Stored records
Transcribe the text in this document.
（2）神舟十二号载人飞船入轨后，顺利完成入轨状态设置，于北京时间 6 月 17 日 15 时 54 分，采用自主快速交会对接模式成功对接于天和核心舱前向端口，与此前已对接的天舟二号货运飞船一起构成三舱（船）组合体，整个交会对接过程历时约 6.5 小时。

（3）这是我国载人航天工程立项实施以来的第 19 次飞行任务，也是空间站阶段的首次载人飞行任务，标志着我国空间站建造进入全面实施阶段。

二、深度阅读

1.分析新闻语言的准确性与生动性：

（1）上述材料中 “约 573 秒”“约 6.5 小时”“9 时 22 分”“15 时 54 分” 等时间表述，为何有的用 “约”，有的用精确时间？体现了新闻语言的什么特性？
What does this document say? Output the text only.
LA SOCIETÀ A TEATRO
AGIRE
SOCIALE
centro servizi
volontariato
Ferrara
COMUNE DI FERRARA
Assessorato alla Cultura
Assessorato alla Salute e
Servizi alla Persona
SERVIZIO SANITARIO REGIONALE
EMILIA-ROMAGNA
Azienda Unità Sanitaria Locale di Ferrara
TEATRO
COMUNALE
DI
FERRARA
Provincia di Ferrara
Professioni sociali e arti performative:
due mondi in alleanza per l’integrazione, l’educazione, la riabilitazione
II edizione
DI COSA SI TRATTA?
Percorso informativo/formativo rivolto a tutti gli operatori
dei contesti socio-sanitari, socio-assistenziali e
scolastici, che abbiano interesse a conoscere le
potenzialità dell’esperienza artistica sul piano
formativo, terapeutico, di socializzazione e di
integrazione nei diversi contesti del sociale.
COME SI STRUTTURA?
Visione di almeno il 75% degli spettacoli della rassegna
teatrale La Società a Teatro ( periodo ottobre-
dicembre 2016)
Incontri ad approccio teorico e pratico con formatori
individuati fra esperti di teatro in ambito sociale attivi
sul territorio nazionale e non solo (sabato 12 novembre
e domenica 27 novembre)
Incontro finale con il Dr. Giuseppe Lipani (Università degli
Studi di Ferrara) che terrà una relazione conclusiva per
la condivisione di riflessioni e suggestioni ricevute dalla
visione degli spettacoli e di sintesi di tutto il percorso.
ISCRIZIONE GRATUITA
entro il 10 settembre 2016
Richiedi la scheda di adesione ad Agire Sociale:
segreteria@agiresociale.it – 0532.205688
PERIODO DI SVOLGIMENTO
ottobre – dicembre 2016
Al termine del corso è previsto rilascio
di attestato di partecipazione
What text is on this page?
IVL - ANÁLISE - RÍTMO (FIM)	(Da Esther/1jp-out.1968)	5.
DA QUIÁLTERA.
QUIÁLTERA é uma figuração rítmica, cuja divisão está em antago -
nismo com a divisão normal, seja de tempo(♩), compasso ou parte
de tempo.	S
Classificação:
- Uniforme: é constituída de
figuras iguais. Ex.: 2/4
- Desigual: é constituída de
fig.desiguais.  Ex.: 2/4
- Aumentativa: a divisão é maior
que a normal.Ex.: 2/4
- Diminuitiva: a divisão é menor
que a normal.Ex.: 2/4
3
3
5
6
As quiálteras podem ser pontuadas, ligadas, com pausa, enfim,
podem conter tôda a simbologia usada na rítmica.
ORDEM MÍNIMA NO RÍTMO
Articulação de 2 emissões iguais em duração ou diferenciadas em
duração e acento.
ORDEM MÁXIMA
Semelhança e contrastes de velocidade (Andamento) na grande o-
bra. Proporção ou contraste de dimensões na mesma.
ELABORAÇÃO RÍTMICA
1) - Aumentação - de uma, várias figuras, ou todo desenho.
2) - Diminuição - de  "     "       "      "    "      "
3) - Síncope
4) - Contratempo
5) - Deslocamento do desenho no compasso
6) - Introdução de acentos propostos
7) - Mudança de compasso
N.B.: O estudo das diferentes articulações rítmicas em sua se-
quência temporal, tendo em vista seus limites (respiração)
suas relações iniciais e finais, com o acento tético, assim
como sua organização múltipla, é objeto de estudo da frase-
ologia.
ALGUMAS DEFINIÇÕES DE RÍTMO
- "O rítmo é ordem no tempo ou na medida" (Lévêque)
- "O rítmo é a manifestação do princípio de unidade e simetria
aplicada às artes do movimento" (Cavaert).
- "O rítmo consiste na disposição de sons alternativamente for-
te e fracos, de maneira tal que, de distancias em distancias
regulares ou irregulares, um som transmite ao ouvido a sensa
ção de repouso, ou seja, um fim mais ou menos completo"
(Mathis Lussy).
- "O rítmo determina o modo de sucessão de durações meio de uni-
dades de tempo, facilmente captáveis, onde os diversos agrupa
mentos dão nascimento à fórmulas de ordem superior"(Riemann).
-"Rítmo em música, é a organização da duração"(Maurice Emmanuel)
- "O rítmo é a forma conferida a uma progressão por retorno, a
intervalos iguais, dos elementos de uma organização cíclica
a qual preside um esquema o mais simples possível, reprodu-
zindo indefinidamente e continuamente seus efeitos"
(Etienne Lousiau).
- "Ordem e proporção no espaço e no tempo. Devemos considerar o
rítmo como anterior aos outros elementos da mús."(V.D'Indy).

> _TASK REQUIREMENTS_
Print every line of the records exactly. Omit nothing.

> _FINISHED EXERCISE_
Transcribe the text in this document.
（2）神舟十二号载人飞船入轨后，顺利完成入轨状态设置，于北京时间 6 月 17 日 15 时 54 分，采用自主快速交会对接模式成功对接于天和核心舱前向端口，与此前已对接的天舟二号货运飞船一起构成三舱（船）组合体，整个交会对接过程历时约 6.5 小时。

（3）这是我国载人航天工程立项实施以来的第 19 次飞行任务，也是空间站阶段的首次载人飞行任务，标志着我国空间站建造进入全面实施阶段。

二、深度阅读

1.分析新闻语言的准确性与生动性：

（1）上述材料中 “约 573 秒”“约 6.5 小时”“9 时 22 分”“15 时 54 分” 等时间表述，为何有的用 “约”，有的用精确时间？体现了新闻语言的什么特性？
What does this document say? Output the text only.
LA SOCIETÀ A TEATRO
AGIRE
SOCIALE
centro servizi
volontariato
Ferrara
COMUNE DI FERRARA
Assessorato alla Cultura
Assessorato alla Salute e
Servizi alla Persona
SERVIZIO SANITARIO REGIONALE
EMILIA-ROMAGNA
Azienda Unità Sanitaria Locale di Ferrara
TEATRO
COMUNALE
DI
FERRARA
Provincia di Ferrara
Professioni sociali e arti performative:
due mondi in alleanza per l’integrazione, l’educazione, la riabilitazione
II edizione
DI COSA SI TRATTA?
Percorso informativo/formativo rivolto a tutti gli operatori
dei contesti socio-sanitari, socio-assistenziali e
scolastici, che abbiano interesse a conoscere le
potenzialità dell’esperienza artistica sul piano
formativo, terapeutico, di socializzazione e di
integrazione nei diversi contesti del sociale.
COME SI STRUTTURA?
Visione di almeno il 75% degli spettacoli della rassegna
teatrale La Società a Teatro ( periodo ottobre-
dicembre 2016)
Incontri ad approccio teorico e pratico con formatori
individuati fra esperti di teatro in ambito sociale attivi
sul territorio nazionale e non solo (sabato 12 novembre
e domenica 27 novembre)
Incontro finale con il Dr. Giuseppe Lipani (Università degli
Studi di Ferrara) che terrà una relazione conclusiva per
la condivisione di riflessioni e suggestioni ricevute dalla
visione degli spettacoli e di sintesi di tutto il percorso.
ISCRIZIONE GRATUITA
entro il 10 settembre 2016
Richiedi la scheda di adesione ad Agire Sociale:
segreteria@agiresociale.it – 0532.205688
PERIODO DI SVOLGIMENTO
ottobre – dicembre 2016
Al termine del corso è previsto rilascio
di attestato di partecipazione
What text is on this page?
IVL - ANÁLISE - RÍTMO (FIM)	(Da Esther/1jp-out.1968)	5.
DA QUIÁLTERA.
QUIÁLTERA é uma figuração rítmica, cuja divisão está em antago -
nismo com a divisão normal, seja de tempo(♩), compasso ou parte
de tempo.	S
Classificação:
- Uniforme: é constituída de
figuras iguais. Ex.: 2/4
- Desigual: é constituída de
fig.desiguais.  Ex.: 2/4
- Aumentativa: a divisão é maior
que a normal.Ex.: 2/4
- Diminuitiva: a divisão é menor
que a normal.Ex.: 2/4
3
3
5
6
As quiálteras podem ser pontuadas, ligadas, com pausa, enfim,
podem conter tôda a simbologia usada na rítmica.
ORDEM MÍNIMA NO RÍTMO
Articulação de 2 emissões iguais em duração ou diferenciadas em
duração e acento.
ORDEM MÁXIMA
Semelhança e contrastes de velocidade (Andamento) na grande o-
bra. Proporção ou contraste de dimensões na mesma.
ELABORAÇÃO RÍTMICA
1) - Aumentação - de uma, várias figuras, ou todo desenho.
2) - Diminuição - de  "     "       "      "    "      "
3) - Síncope
4) - Contratempo
5) - Deslocamento do desenho no compasso
6) - Introdução de acentos propostos
7) - Mudança de compasso
N.B.: O estudo das diferentes articulações rítmicas em sua se-
quência temporal, tendo em vista seus limites (respiração)
suas relações iniciais e finais, com o acento tético, assim
como sua organização múltipla, é objeto de estudo da frase-
ologia.
ALGUMAS DEFINIÇÕES DE RÍTMO
- "O rítmo é ordem no tempo ou na medida" (Lévêque)
- "O rítmo é a manifestação do princípio de unidade e simetria
aplicada às artes do movimento" (Cavaert).
- "O rítmo consiste na disposição de sons alternativamente for-
te e fracos, de maneira tal que, de distancias em distancias
regulares ou irregulares, um som transmite ao ouvido a sensa
ção de repouso, ou seja, um fim mais ou menos completo"
(Mathis Lussy).
- "O rítmo determina o modo de sucessão de durações meio de uni-
dades de tempo, facilmente captáveis, onde os diversos agrupa
mentos dão nascimento à fórmulas de ordem superior"(Riemann).
-"Rítmo em música, é a organização da duração"(Maurice Emmanuel)
- "O rítmo é a forma conferida a uma progressão por retorno, a
intervalos iguais, dos elementos de uma organização cíclica
a qual preside um esquema o mais simples possível, reprodu-
zindo indefinidamente e continuamente seus efeitos"
(Etienne Lousiau).
- "Ordem e proporção no espaço e no tempo. Devemos considerar o
rítmo como anterior aos outros elementos da mús."(V.D'Indy).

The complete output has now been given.